▶ _TASK TO CARRY OUT_
In the listing that follows, locate the line containing "Transcribe this chart's" and the line containing "What's the underlying". Retype exactly those two lines and every line between them, and nothing more.

--- BEGIN ---

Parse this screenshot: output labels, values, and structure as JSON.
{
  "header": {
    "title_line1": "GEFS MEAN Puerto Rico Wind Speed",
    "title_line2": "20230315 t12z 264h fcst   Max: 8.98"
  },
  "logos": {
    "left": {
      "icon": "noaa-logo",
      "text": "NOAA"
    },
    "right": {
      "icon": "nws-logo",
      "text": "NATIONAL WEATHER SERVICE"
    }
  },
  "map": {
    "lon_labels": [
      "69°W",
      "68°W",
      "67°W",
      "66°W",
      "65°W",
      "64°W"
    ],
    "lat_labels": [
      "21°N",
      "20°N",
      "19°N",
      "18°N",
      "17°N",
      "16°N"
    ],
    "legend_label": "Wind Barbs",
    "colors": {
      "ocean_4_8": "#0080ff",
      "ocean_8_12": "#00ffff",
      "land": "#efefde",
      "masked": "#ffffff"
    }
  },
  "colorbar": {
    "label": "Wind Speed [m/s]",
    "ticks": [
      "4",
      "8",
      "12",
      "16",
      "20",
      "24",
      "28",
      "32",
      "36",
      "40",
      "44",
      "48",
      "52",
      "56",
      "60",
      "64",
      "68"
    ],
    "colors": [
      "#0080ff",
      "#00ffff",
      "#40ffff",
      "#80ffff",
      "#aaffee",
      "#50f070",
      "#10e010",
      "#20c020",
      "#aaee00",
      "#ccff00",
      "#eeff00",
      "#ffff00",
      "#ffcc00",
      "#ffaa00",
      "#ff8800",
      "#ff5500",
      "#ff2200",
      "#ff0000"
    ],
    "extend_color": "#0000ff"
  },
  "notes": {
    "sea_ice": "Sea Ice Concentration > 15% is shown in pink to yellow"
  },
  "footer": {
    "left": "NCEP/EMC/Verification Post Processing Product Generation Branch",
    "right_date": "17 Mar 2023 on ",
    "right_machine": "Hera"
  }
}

--- END ---
--- BEGIN ---

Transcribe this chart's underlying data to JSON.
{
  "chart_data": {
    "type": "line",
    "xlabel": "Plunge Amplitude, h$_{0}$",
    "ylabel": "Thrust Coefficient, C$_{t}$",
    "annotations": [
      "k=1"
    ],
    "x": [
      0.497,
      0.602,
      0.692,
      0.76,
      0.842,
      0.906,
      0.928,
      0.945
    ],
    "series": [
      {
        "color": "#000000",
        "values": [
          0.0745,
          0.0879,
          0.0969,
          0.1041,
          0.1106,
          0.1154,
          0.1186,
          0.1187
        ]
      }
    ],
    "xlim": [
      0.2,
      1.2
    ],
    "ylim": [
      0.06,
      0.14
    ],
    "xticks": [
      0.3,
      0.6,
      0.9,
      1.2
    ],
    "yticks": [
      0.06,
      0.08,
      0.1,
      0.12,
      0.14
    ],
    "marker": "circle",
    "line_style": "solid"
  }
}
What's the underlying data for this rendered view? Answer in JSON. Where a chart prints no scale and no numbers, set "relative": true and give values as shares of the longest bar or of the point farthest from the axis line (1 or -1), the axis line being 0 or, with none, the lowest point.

--- END ---
--- BEGIN ---

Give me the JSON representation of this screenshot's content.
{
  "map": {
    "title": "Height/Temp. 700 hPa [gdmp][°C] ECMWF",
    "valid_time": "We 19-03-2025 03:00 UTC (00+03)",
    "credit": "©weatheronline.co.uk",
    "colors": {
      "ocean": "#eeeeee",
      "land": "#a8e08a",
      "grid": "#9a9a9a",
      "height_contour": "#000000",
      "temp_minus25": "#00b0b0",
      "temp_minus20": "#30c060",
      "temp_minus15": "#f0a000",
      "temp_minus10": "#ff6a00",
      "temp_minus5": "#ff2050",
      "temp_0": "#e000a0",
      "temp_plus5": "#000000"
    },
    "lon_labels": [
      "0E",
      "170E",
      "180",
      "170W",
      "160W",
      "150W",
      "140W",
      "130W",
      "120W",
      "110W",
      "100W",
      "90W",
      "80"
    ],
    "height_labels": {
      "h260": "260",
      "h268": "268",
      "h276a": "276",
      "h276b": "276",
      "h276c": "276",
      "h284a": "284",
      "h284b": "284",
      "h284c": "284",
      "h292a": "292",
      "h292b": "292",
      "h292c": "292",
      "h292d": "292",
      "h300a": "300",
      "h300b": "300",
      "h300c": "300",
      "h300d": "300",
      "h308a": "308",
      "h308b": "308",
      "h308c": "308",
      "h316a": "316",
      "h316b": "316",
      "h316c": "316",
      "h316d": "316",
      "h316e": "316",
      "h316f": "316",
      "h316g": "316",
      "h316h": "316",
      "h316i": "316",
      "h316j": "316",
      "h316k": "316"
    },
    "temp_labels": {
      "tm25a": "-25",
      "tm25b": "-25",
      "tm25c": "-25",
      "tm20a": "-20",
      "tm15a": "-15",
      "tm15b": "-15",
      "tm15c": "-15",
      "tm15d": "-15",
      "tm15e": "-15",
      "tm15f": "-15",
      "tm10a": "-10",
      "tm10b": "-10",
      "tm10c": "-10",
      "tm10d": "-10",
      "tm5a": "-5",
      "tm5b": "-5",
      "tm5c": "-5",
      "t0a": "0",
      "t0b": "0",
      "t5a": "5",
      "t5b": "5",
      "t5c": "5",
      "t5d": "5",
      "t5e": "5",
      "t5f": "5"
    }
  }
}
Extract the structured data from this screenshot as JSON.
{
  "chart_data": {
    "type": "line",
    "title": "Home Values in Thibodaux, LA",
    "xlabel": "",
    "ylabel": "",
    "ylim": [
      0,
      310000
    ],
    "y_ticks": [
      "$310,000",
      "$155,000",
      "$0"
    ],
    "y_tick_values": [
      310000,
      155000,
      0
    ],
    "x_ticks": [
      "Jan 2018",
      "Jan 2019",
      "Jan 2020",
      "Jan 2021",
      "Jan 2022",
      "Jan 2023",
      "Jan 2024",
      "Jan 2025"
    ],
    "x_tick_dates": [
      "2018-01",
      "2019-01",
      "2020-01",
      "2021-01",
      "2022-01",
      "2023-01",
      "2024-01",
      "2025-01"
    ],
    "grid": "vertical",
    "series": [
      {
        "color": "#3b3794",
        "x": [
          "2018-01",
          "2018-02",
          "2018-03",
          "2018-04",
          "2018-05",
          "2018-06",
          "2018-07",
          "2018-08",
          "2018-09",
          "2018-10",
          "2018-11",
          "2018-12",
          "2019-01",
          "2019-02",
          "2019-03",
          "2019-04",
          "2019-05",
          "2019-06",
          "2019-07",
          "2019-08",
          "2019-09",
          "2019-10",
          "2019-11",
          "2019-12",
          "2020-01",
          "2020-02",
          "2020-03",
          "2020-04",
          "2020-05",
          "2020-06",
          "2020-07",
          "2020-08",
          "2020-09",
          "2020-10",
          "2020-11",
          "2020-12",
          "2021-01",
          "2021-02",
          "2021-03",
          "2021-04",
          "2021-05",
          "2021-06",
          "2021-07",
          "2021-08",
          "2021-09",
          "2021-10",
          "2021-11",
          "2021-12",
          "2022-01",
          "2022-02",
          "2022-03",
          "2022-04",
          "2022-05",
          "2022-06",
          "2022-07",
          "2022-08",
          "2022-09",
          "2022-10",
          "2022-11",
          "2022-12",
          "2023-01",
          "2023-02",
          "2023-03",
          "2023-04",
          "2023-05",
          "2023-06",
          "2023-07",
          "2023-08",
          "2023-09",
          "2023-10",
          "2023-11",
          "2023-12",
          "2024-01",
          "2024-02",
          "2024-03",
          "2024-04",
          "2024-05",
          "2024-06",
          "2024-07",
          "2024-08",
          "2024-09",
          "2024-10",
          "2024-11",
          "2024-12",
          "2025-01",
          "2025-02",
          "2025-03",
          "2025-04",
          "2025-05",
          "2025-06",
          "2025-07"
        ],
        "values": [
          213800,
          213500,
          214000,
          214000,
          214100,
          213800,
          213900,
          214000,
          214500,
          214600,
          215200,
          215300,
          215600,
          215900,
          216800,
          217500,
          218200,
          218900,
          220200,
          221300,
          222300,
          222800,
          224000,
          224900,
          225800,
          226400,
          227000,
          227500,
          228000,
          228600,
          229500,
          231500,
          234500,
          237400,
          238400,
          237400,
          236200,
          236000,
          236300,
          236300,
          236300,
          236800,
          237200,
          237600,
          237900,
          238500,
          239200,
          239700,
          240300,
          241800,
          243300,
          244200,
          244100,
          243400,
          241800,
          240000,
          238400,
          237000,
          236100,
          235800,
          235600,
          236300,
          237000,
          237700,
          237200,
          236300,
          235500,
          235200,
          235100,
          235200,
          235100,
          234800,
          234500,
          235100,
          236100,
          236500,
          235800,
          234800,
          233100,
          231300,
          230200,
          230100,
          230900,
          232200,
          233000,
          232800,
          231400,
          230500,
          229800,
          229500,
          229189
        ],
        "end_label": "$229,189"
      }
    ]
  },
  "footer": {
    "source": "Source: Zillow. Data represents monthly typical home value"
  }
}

--- END ---

▶ _FINISHED TASK_
Transcribe this chart's underlying data to JSON.
{
  "chart_data": {
    "type": "line",
    "xlabel": "Plunge Amplitude, h$_{0}$",
    "ylabel": "Thrust Coefficient, C$_{t}$",
    "annotations": [
      "k=1"
    ],
    "x": [
      0.497,
      0.602,
      0.692,
      0.76,
      0.842,
      0.906,
      0.928,
      0.945
    ],
    "series": [
      {
        "color": "#000000",
        "values": [
          0.0745,
          0.0879,
          0.0969,
          0.1041,
          0.1106,
          0.1154,
          0.1186,
          0.1187
        ]
      }
    ],
    "xlim": [
      0.2,
      1.2
    ],
    "ylim": [
      0.06,
      0.14
    ],
    "xticks": [
      0.3,
      0.6,
      0.9,
      1.2
    ],
    "yticks": [
      0.06,
      0.08,
      0.1,
      0.12,
      0.14
    ],
    "marker": "circle",
    "line_style": "solid"
  }
}
What's the underlying data for this rendered view? Answer in JSON. Where a chart prints no scale and no numbers, set "relative": true and give values as shares of the longest bar or of the point farthest from the axis line (1 or -1), the axis line being 0 or, with none, the lowest point.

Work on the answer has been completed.